Request.
Rewrite the listing from its first line through the line containing "Text: 2.16: 2.16 — [420, 187, 450, 200]", both ends included. Substitute "Fix" for every occurrence of "Freeze" and leave everything else unchanged.

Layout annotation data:
------------

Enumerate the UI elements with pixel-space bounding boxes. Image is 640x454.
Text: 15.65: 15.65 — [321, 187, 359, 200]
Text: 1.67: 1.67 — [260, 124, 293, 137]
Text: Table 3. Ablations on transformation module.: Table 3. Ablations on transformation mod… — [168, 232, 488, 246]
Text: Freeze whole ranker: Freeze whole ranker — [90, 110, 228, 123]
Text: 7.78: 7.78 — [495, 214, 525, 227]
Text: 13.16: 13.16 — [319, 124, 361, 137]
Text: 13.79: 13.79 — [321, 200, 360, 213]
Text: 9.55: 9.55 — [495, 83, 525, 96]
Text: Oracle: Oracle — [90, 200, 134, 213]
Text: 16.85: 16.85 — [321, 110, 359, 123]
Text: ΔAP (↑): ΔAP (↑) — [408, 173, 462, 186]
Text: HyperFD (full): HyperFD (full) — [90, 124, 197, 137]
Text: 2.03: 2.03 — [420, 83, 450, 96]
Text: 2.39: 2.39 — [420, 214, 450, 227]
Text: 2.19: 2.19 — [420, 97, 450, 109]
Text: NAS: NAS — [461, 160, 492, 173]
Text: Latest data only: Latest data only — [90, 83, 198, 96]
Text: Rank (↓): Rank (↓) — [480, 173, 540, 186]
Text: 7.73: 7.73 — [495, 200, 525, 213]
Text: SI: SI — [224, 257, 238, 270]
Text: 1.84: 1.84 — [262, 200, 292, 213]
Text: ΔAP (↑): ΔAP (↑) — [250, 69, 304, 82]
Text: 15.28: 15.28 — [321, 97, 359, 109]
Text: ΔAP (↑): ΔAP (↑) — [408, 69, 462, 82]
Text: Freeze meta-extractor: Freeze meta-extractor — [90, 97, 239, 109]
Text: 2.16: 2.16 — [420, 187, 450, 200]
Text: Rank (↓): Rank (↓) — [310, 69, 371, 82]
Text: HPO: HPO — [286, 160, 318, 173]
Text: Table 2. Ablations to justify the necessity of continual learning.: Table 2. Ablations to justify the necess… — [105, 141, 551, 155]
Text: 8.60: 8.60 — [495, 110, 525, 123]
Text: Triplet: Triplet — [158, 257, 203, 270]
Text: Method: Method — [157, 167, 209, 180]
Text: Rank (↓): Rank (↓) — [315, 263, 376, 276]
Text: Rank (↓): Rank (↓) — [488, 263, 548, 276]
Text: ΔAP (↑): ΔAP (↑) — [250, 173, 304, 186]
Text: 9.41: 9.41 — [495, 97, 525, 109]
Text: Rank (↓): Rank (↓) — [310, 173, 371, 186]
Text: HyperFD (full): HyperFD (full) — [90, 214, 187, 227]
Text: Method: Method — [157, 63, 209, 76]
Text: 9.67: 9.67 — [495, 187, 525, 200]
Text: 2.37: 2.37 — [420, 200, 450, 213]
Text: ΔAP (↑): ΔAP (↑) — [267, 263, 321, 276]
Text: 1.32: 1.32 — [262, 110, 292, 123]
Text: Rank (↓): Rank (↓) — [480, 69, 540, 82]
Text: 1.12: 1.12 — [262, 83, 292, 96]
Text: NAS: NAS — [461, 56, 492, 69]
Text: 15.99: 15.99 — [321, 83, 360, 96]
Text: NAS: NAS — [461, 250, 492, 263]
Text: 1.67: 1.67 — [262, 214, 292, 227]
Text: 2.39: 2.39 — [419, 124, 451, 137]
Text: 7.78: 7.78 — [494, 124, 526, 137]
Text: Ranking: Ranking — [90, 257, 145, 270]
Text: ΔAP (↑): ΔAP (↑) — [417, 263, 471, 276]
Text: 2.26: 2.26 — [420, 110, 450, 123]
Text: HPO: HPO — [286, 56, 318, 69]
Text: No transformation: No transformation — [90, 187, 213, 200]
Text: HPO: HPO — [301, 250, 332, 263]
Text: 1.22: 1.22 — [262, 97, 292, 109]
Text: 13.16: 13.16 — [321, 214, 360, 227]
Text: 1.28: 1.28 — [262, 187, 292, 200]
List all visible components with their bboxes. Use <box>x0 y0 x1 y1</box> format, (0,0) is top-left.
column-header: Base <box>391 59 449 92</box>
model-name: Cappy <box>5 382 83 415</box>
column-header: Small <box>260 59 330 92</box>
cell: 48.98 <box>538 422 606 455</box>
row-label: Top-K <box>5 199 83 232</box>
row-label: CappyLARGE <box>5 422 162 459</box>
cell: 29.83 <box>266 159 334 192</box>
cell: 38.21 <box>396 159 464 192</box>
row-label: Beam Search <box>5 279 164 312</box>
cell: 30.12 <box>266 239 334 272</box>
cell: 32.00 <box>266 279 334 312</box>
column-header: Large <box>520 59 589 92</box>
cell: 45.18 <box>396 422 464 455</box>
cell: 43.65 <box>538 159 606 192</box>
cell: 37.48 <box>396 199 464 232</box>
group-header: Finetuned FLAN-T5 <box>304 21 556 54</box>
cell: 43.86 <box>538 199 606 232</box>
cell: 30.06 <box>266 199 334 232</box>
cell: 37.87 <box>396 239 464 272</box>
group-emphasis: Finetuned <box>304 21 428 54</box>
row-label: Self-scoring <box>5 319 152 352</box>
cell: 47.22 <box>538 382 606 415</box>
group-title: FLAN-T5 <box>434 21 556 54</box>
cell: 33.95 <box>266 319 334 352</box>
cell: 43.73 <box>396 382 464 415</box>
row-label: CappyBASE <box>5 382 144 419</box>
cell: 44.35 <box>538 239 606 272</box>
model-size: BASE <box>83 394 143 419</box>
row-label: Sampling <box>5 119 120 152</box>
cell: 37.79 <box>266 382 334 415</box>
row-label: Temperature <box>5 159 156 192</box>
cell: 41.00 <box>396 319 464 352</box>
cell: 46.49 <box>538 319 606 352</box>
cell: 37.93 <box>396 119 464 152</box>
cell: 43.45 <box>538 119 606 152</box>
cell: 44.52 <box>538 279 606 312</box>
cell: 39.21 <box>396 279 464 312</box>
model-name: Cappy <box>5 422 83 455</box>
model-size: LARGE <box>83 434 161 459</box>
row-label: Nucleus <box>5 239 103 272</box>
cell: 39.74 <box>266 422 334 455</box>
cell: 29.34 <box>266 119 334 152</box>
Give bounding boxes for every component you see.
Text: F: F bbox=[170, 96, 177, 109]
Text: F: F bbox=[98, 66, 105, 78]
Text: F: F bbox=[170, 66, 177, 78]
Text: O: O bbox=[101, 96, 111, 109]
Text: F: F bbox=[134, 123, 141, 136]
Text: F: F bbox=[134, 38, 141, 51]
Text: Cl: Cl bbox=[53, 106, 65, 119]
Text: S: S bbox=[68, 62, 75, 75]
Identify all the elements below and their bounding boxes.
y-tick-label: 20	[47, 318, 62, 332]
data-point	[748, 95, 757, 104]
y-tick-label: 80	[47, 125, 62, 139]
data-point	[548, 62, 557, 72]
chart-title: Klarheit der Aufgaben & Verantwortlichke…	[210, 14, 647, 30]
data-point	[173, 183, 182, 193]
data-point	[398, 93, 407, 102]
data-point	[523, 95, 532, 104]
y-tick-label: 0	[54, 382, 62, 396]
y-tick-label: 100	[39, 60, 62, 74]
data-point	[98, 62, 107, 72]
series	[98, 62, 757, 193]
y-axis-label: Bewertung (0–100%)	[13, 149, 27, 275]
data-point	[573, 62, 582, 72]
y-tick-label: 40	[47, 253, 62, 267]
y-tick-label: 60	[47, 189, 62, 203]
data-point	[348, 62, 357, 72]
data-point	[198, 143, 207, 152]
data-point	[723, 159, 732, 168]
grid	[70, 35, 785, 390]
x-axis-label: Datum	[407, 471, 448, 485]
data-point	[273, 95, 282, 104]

------------

Solution to this task.
Enumerate the UI elements with pixel-space bounding boxes. Image is 640x454.
Text: 15.65: 15.65 — [321, 187, 359, 200]
Text: 1.67: 1.67 — [260, 124, 293, 137]
Text: Table 3. Ablations on transformation module.: Table 3. Ablations on transformation mod… — [168, 232, 488, 246]
Text: Fix whole ranker: Fix whole ranker — [90, 110, 228, 123]
Text: 7.78: 7.78 — [495, 214, 525, 227]
Text: 13.16: 13.16 — [319, 124, 361, 137]
Text: 13.79: 13.79 — [321, 200, 360, 213]
Text: 9.55: 9.55 — [495, 83, 525, 96]
Text: Oracle: Oracle — [90, 200, 134, 213]
Text: 16.85: 16.85 — [321, 110, 359, 123]
Text: ΔAP (↑): ΔAP (↑) — [408, 173, 462, 186]
Text: HyperFD (full): HyperFD (full) — [90, 124, 197, 137]
Text: 2.03: 2.03 — [420, 83, 450, 96]
Text: 2.39: 2.39 — [420, 214, 450, 227]
Text: 2.19: 2.19 — [420, 97, 450, 109]
Text: NAS: NAS — [461, 160, 492, 173]
Text: Latest data only: Latest data only — [90, 83, 198, 96]
Text: Rank (↓): Rank (↓) — [480, 173, 540, 186]
Text: 7.73: 7.73 — [495, 200, 525, 213]
Text: SI: SI — [224, 257, 238, 270]
Text: 1.84: 1.84 — [262, 200, 292, 213]
Text: ΔAP (↑): ΔAP (↑) — [250, 69, 304, 82]
Text: 15.28: 15.28 — [321, 97, 359, 109]
Text: ΔAP (↑): ΔAP (↑) — [408, 69, 462, 82]
Text: Fix meta-extractor: Fix meta-extractor — [90, 97, 239, 109]
Text: 2.16: 2.16 — [420, 187, 450, 200]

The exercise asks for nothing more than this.